### Set task
Which lines below hold the word "type"? Copy all of them.

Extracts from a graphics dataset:
----

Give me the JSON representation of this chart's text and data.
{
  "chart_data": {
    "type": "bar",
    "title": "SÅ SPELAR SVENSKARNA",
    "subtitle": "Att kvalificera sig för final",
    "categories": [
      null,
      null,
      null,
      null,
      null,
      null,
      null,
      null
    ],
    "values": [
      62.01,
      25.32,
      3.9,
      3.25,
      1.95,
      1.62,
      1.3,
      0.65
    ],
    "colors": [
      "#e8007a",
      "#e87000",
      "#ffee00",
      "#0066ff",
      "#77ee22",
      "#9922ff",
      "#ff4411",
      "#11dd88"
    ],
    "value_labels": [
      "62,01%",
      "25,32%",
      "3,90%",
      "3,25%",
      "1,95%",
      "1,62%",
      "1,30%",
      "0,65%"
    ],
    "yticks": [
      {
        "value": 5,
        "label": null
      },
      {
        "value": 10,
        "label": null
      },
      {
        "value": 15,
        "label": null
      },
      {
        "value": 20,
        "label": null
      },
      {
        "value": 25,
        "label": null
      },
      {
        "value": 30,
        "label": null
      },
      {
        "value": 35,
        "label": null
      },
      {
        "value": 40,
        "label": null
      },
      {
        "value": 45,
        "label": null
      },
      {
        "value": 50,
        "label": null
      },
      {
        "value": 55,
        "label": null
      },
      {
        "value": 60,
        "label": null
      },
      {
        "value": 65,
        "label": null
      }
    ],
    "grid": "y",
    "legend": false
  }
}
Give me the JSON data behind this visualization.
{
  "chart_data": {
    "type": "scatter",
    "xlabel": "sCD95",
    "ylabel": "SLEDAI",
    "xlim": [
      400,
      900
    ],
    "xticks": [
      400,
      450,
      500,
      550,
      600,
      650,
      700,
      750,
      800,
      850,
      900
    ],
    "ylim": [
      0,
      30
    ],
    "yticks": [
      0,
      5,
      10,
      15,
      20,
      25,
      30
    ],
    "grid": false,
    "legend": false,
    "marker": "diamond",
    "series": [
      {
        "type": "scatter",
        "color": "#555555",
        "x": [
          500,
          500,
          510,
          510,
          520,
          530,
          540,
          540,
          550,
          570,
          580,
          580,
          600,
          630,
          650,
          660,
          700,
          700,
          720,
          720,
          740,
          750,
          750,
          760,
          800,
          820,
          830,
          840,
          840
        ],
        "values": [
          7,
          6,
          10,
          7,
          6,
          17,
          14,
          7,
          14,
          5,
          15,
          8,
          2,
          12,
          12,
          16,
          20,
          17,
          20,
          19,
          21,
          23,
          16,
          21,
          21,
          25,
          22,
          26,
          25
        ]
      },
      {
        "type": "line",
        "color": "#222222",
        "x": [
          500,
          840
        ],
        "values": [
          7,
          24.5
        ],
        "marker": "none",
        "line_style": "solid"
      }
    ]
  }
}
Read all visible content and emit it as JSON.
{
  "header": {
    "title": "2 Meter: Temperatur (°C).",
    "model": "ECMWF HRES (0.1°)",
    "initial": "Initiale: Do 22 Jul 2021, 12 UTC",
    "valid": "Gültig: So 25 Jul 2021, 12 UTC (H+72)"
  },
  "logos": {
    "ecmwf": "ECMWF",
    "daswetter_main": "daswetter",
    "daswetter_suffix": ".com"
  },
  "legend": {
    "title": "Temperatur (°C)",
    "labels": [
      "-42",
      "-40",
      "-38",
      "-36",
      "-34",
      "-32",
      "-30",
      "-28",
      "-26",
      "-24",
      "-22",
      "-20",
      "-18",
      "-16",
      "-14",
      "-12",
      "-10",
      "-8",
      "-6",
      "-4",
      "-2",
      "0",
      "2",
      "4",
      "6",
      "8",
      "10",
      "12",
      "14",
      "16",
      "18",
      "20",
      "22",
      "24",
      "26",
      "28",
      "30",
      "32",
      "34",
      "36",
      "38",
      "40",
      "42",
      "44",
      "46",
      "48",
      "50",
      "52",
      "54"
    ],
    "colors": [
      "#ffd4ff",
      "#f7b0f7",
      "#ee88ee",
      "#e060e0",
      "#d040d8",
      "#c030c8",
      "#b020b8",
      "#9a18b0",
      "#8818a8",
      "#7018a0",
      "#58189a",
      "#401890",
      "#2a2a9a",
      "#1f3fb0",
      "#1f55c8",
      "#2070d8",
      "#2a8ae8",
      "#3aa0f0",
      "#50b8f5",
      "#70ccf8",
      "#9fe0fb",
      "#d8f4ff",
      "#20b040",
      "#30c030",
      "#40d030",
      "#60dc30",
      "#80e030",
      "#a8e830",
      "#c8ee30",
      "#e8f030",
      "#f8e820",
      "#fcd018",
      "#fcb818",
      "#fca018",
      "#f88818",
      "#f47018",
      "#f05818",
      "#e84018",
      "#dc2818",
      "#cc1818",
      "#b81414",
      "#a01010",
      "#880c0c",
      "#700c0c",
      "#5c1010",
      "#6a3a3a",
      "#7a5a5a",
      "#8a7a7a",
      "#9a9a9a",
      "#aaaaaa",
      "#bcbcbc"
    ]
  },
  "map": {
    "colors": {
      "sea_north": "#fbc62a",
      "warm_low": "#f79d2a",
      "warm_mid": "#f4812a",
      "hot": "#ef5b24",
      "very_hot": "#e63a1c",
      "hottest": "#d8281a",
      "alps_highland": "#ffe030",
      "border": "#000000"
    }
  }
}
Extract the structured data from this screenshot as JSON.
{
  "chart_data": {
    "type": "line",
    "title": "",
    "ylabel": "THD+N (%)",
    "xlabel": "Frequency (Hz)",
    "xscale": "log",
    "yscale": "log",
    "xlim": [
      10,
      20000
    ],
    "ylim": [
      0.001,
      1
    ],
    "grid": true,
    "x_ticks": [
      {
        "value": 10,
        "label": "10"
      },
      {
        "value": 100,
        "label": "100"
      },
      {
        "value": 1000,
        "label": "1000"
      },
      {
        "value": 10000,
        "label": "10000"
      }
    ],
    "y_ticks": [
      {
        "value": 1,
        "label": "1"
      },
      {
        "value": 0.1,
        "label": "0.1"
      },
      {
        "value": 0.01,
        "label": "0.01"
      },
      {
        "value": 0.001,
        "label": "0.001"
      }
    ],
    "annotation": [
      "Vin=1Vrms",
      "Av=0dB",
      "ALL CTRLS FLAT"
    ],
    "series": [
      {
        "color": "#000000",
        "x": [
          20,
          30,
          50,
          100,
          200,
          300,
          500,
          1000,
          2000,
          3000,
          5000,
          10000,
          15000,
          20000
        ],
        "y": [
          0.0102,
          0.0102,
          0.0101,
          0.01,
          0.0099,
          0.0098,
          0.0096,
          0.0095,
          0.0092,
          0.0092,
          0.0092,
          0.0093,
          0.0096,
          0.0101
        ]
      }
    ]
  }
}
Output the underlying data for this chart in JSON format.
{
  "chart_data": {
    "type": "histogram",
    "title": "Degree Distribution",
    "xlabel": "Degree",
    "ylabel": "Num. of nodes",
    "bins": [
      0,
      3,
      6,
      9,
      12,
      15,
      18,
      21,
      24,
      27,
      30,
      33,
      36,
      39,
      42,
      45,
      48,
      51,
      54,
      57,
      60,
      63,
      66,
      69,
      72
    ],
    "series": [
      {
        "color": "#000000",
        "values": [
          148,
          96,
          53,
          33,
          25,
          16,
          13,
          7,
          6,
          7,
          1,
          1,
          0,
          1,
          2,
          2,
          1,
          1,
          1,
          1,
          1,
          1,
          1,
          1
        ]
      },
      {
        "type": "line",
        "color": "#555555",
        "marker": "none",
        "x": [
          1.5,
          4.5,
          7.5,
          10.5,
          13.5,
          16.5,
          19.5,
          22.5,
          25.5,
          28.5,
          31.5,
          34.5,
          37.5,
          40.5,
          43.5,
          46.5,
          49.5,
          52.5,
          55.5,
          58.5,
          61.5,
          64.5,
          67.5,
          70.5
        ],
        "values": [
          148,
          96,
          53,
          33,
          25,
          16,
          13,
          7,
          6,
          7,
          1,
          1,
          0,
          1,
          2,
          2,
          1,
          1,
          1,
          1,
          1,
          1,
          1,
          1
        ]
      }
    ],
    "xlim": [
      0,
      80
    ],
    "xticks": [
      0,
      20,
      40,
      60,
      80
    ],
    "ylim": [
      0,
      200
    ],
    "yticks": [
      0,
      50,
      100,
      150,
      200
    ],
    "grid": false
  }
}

----

### Task response
    "type": "bar",
    "type": "scatter",
        "type": "scatter",
        "type": "line",
    "type": "line",
    "type": "histogram",
        "type": "line",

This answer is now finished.